◆ Exercise ◆
The records are to be restated in their entirety, word for word.
──────── Material to process
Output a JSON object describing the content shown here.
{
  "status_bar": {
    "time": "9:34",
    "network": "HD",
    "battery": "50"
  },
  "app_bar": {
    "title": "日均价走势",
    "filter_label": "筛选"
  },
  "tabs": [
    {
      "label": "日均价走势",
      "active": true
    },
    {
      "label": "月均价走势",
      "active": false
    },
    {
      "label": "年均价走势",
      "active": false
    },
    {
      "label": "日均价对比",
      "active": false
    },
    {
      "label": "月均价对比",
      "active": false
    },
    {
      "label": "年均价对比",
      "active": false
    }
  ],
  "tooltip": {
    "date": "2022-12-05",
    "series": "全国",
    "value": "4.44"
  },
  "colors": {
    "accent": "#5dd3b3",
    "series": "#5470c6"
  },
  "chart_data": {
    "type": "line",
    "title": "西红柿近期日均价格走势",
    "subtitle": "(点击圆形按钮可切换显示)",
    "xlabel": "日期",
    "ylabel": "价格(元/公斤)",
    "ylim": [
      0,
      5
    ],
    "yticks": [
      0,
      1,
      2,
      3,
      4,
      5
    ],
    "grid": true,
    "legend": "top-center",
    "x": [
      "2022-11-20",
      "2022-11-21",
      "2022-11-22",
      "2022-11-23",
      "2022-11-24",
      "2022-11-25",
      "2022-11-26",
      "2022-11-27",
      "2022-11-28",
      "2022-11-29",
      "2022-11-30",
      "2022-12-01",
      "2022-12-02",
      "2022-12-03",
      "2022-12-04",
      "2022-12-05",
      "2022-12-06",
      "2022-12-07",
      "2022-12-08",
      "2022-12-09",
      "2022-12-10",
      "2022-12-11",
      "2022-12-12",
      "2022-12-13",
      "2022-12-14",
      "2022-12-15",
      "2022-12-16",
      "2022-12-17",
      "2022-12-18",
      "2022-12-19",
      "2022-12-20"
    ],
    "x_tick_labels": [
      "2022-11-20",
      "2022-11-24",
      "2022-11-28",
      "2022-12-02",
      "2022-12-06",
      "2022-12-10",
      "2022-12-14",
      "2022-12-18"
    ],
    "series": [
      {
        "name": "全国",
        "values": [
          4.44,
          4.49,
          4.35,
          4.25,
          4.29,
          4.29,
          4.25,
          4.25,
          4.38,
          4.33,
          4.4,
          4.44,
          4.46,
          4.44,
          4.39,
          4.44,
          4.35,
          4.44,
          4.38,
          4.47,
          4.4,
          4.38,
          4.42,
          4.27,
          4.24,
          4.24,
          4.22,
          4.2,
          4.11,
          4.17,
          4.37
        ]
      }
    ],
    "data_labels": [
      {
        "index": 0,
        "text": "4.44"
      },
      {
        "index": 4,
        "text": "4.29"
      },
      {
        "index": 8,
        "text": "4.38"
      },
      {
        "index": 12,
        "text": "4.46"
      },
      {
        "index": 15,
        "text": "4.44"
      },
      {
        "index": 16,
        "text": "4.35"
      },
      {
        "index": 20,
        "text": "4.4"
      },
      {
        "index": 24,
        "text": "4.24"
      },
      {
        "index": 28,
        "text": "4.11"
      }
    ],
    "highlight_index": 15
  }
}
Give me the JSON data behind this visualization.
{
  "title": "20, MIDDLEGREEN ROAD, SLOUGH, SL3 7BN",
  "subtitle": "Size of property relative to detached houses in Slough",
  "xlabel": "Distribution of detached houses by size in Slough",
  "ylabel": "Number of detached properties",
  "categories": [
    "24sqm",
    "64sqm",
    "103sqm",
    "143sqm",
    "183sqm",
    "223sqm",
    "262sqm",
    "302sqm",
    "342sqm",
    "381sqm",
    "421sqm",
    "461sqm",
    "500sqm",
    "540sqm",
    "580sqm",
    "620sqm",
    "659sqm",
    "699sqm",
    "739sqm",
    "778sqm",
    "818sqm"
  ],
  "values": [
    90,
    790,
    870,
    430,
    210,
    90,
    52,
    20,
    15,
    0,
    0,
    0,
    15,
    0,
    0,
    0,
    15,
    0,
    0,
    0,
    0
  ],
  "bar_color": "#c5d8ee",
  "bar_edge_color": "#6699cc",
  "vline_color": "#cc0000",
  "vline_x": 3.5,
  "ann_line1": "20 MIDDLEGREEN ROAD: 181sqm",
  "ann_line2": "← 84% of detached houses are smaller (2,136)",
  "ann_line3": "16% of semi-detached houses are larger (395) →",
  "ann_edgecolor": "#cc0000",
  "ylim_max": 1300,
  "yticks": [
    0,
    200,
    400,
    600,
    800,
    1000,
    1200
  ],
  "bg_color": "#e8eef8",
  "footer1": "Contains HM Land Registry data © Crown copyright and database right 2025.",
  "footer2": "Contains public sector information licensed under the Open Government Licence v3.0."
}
────────────────
◆ Response to this task ◆
Output a JSON object describing the content shown here.
{
  "status_bar": {
    "time": "9:34",
    "network": "HD",
    "battery": "50"
  },
  "app_bar": {
    "title": "日均价走势",
    "filter_label": "筛选"
  },
  "tabs": [
    {
      "label": "日均价走势",
      "active": true
    },
    {
      "label": "月均价走势",
      "active": false
    },
    {
      "label": "年均价走势",
      "active": false
    },
    {
      "label": "日均价对比",
      "active": false
    },
    {
      "label": "月均价对比",
      "active": false
    },
    {
      "label": "年均价对比",
      "active": false
    }
  ],
  "tooltip": {
    "date": "2022-12-05",
    "series": "全国",
    "value": "4.44"
  },
  "colors": {
    "accent": "#5dd3b3",
    "series": "#5470c6"
  },
  "chart_data": {
    "type": "line",
    "title": "西红柿近期日均价格走势",
    "subtitle": "(点击圆形按钮可切换显示)",
    "xlabel": "日期",
    "ylabel": "价格(元/公斤)",
    "ylim": [
      0,
      5
    ],
    "yticks": [
      0,
      1,
      2,
      3,
      4,
      5
    ],
    "grid": true,
    "legend": "top-center",
    "x": [
      "2022-11-20",
      "2022-11-21",
      "2022-11-22",
      "2022-11-23",
      "2022-11-24",
      "2022-11-25",
      "2022-11-26",
      "2022-11-27",
      "2022-11-28",
      "2022-11-29",
      "2022-11-30",
      "2022-12-01",
      "2022-12-02",
      "2022-12-03",
      "2022-12-04",
      "2022-12-05",
      "2022-12-06",
      "2022-12-07",
      "2022-12-08",
      "2022-12-09",
      "2022-12-10",
      "2022-12-11",
      "2022-12-12",
      "2022-12-13",
      "2022-12-14",
      "2022-12-15",
      "2022-12-16",
      "2022-12-17",
      "2022-12-18",
      "2022-12-19",
      "2022-12-20"
    ],
    "x_tick_labels": [
      "2022-11-20",
      "2022-11-24",
      "2022-11-28",
      "2022-12-02",
      "2022-12-06",
      "2022-12-10",
      "2022-12-14",
      "2022-12-18"
    ],
    "series": [
      {
        "name": "全国",
        "values": [
          4.44,
          4.49,
          4.35,
          4.25,
          4.29,
          4.29,
          4.25,
          4.25,
          4.38,
          4.33,
          4.4,
          4.44,
          4.46,
          4.44,
          4.39,
          4.44,
          4.35,
          4.44,
          4.38,
          4.47,
          4.4,
          4.38,
          4.42,
          4.27,
          4.24,
          4.24,
          4.22,
          4.2,
          4.11,
          4.17,
          4.37
        ]
      }
    ],
    "data_labels": [
      {
        "index": 0,
        "text": "4.44"
      },
      {
        "index": 4,
        "text": "4.29"
      },
      {
        "index": 8,
        "text": "4.38"
      },
      {
        "index": 12,
        "text": "4.46"
      },
      {
        "index": 15,
        "text": "4.44"
      },
      {
        "index": 16,
        "text": "4.35"
      },
      {
        "index": 20,
        "text": "4.4"
      },
      {
        "index": 24,
        "text": "4.24"
      },
      {
        "index": 28,
        "text": "4.11"
      }
    ],
    "highlight_index": 15
  }
}
Give me the JSON data behind this visualization.
{
  "title": "20, MIDDLEGREEN ROAD, SLOUGH, SL3 7BN",
  "subtitle": "Size of property relative to detached houses in Slough",
  "xlabel": "Distribution of detached houses by size in Slough",
  "ylabel": "Number of detached properties",
  "categories": [
    "24sqm",
    "64sqm",
    "103sqm",
    "143sqm",
    "183sqm",
    "223sqm",
    "262sqm",
    "302sqm",
    "342sqm",
    "381sqm",
    "421sqm",
    "461sqm",
    "500sqm",
    "540sqm",
    "580sqm",
    "620sqm",
    "659sqm",
    "699sqm",
    "739sqm",
    "778sqm",
    "818sqm"
  ],
  "values": [
    90,
    790,
    870,
    430,
    210,
    90,
    52,
    20,
    15,
    0,
    0,
    0,
    15,
    0,
    0,
    0,
    15,
    0,
    0,
    0,
    0
  ],
  "bar_color": "#c5d8ee",
  "bar_edge_color": "#6699cc",
  "vline_color": "#cc0000",
  "vline_x": 3.5,
  "ann_line1": "20 MIDDLEGREEN ROAD: 181sqm",
  "ann_line2": "← 84% of detached houses are smaller (2,136)",
  "ann_line3": "16% of semi-detached houses are larger (395) →",
  "ann_edgecolor": "#cc0000",
  "ylim_max": 1300,
  "yticks": [
    0,
    200,
    400,
    600,
    800,
    1000,
    1200
  ],
  "bg_color": "#e8eef8",
  "footer1": "Contains HM Land Registry data © Crown copyright and database right 2025.",
  "footer2": "Contains public sector information licensed under the Open Government Licence v3.0."
}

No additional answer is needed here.